Data to process
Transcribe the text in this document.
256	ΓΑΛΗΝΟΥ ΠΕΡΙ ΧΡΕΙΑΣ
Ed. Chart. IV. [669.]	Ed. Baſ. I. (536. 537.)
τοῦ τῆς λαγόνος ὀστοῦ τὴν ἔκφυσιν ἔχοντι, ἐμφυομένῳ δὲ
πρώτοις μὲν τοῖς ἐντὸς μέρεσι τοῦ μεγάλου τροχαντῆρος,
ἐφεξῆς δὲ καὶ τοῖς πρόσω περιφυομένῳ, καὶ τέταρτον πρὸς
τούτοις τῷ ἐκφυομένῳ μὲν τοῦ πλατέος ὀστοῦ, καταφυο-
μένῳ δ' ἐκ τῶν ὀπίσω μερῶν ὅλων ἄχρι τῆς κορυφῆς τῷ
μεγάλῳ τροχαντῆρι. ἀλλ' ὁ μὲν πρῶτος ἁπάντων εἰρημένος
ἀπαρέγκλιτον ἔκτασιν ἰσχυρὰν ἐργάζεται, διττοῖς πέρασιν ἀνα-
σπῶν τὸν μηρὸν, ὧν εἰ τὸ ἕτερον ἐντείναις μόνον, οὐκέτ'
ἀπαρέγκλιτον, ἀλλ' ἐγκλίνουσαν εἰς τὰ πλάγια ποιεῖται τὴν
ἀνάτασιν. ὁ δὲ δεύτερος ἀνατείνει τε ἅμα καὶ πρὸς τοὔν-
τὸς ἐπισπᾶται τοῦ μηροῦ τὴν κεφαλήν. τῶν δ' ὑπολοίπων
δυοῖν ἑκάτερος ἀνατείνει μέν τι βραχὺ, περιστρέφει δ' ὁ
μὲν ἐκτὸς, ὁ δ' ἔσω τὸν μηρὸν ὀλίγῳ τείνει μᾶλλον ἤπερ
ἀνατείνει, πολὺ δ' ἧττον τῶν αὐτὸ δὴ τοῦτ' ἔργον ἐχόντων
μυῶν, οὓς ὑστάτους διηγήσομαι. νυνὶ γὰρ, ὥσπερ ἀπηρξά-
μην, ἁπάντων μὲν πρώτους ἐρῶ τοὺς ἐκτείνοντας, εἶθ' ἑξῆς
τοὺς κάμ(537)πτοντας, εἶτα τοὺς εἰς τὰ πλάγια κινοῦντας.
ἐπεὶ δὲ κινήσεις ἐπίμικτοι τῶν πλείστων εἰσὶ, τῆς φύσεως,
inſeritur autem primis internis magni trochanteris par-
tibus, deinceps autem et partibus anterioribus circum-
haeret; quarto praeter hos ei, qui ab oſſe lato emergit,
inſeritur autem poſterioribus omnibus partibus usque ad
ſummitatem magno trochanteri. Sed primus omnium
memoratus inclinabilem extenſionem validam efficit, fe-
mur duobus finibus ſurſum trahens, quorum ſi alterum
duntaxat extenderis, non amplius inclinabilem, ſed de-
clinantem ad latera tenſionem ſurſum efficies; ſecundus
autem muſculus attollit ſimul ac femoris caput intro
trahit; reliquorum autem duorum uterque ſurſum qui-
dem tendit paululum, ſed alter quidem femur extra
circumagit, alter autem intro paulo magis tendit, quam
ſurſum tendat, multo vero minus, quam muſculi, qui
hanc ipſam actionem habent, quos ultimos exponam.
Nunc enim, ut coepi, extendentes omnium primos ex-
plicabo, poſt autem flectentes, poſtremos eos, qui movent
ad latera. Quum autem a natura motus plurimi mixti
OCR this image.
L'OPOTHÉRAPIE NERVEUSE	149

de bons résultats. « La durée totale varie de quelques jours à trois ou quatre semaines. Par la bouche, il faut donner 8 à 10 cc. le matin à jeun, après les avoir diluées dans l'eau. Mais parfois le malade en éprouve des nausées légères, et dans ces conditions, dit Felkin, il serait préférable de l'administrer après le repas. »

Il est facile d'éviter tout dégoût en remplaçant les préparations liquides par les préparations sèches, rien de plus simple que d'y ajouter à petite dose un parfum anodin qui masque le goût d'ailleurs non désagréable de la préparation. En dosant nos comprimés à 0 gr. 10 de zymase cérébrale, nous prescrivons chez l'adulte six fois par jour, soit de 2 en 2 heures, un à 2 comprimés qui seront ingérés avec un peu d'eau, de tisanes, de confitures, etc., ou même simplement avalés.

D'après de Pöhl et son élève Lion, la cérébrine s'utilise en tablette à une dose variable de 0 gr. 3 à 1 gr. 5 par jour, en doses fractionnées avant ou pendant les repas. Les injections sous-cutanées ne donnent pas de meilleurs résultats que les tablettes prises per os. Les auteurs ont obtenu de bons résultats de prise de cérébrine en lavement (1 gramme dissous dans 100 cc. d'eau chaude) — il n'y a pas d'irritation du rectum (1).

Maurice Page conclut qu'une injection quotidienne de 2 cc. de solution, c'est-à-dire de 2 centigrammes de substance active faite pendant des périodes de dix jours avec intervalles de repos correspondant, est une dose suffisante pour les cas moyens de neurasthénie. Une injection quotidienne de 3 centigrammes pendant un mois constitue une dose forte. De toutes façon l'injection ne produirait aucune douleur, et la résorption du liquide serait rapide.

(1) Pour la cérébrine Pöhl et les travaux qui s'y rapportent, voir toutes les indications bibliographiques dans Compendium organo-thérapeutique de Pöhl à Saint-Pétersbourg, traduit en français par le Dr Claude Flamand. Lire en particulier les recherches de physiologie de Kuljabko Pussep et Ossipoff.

Directions for this task
Each record above should be output again exactly.

Solution to this task
Transcribe the text in this document.
256	ΓΑΛΗΝΟΥ ΠΕΡΙ ΧΡΕΙΑΣ
Ed. Chart. IV. [669.]	Ed. Baſ. I. (536. 537.)
τοῦ τῆς λαγόνος ὀστοῦ τὴν ἔκφυσιν ἔχοντι, ἐμφυομένῳ δὲ
πρώτοις μὲν τοῖς ἐντὸς μέρεσι τοῦ μεγάλου τροχαντῆρος,
ἐφεξῆς δὲ καὶ τοῖς πρόσω περιφυομένῳ, καὶ τέταρτον πρὸς
τούτοις τῷ ἐκφυομένῳ μὲν τοῦ πλατέος ὀστοῦ, καταφυο-
μένῳ δ' ἐκ τῶν ὀπίσω μερῶν ὅλων ἄχρι τῆς κορυφῆς τῷ
μεγάλῳ τροχαντῆρι. ἀλλ' ὁ μὲν πρῶτος ἁπάντων εἰρημένος
ἀπαρέγκλιτον ἔκτασιν ἰσχυρὰν ἐργάζεται, διττοῖς πέρασιν ἀνα-
σπῶν τὸν μηρὸν, ὧν εἰ τὸ ἕτερον ἐντείναις μόνον, οὐκέτ'
ἀπαρέγκλιτον, ἀλλ' ἐγκλίνουσαν εἰς τὰ πλάγια ποιεῖται τὴν
ἀνάτασιν. ὁ δὲ δεύτερος ἀνατείνει τε ἅμα καὶ πρὸς τοὔν-
τὸς ἐπισπᾶται τοῦ μηροῦ τὴν κεφαλήν. τῶν δ' ὑπολοίπων
δυοῖν ἑκάτερος ἀνατείνει μέν τι βραχὺ, περιστρέφει δ' ὁ
μὲν ἐκτὸς, ὁ δ' ἔσω τὸν μηρὸν ὀλίγῳ τείνει μᾶλλον ἤπερ
ἀνατείνει, πολὺ δ' ἧττον τῶν αὐτὸ δὴ τοῦτ' ἔργον ἐχόντων
μυῶν, οὓς ὑστάτους διηγήσομαι. νυνὶ γὰρ, ὥσπερ ἀπηρξά-
μην, ἁπάντων μὲν πρώτους ἐρῶ τοὺς ἐκτείνοντας, εἶθ' ἑξῆς
τοὺς κάμ(537)πτοντας, εἶτα τοὺς εἰς τὰ πλάγια κινοῦντας.
ἐπεὶ δὲ κινήσεις ἐπίμικτοι τῶν πλείστων εἰσὶ, τῆς φύσεως,
inſeritur autem primis internis magni trochanteris par-
tibus, deinceps autem et partibus anterioribus circum-
haeret; quarto praeter hos ei, qui ab oſſe lato emergit,
inſeritur autem poſterioribus omnibus partibus usque ad
ſummitatem magno trochanteri. Sed primus omnium
memoratus inclinabilem extenſionem validam efficit, fe-
mur duobus finibus ſurſum trahens, quorum ſi alterum
duntaxat extenderis, non amplius inclinabilem, ſed de-
clinantem ad latera tenſionem ſurſum efficies; ſecundus
autem muſculus attollit ſimul ac femoris caput intro
trahit; reliquorum autem duorum uterque ſurſum qui-
dem tendit paululum, ſed alter quidem femur extra
circumagit, alter autem intro paulo magis tendit, quam
ſurſum tendat, multo vero minus, quam muſculi, qui
hanc ipſam actionem habent, quos ultimos exponam.
Nunc enim, ut coepi, extendentes omnium primos ex-
plicabo, poſt autem flectentes, poſtremos eos, qui movent
ad latera. Quum autem a natura motus plurimi mixti
OCR this image.
L'OPOTHÉRAPIE NERVEUSE	149

de bons résultats. « La durée totale varie de quelques jours à trois ou quatre semaines. Par la bouche, il faut donner 8 à 10 cc. le matin à jeun, après les avoir diluées dans l'eau. Mais parfois le malade en éprouve des nausées légères, et dans ces conditions, dit Felkin, il serait préférable de l'administrer après le repas. »

Il est facile d'éviter tout dégoût en remplaçant les préparations liquides par les préparations sèches, rien de plus simple que d'y ajouter à petite dose un parfum anodin qui masque le goût d'ailleurs non désagréable de la préparation. En dosant nos comprimés à 0 gr. 10 de zymase cérébrale, nous prescrivons chez l'adulte six fois par jour, soit de 2 en 2 heures, un à 2 comprimés qui seront ingérés avec un peu d'eau, de tisanes, de confitures, etc., ou même simplement avalés.

D'après de Pöhl et son élève Lion, la cérébrine s'utilise en tablette à une dose variable de 0 gr. 3 à 1 gr. 5 par jour, en doses fractionnées avant ou pendant les repas. Les injections sous-cutanées ne donnent pas de meilleurs résultats que les tablettes prises per os. Les auteurs ont obtenu de bons résultats de prise de cérébrine en lavement (1 gramme dissous dans 100 cc. d'eau chaude) — il n'y a pas d'irritation du rectum (1).

Maurice Page conclut qu'une injection quotidienne de 2 cc. de solution, c'est-à-dire de 2 centigrammes de substance active faite pendant des périodes de dix jours avec intervalles de repos correspondant, est une dose suffisante pour les cas moyens de neurasthénie. Une injection quotidienne de 3 centigrammes pendant un mois constitue une dose forte. De toutes façon l'injection ne produirait aucune douleur, et la résorption du liquide serait rapide.

(1) Pour la cérébrine Pöhl et les travaux qui s'y rapportent, voir toutes les indications bibliographiques dans Compendium organo-thérapeutique de Pöhl à Saint-Pétersbourg, traduit en français par le Dr Claude Flamand. Lire en particulier les recherches de physiologie de Kuljabko Pussep et Ossipoff.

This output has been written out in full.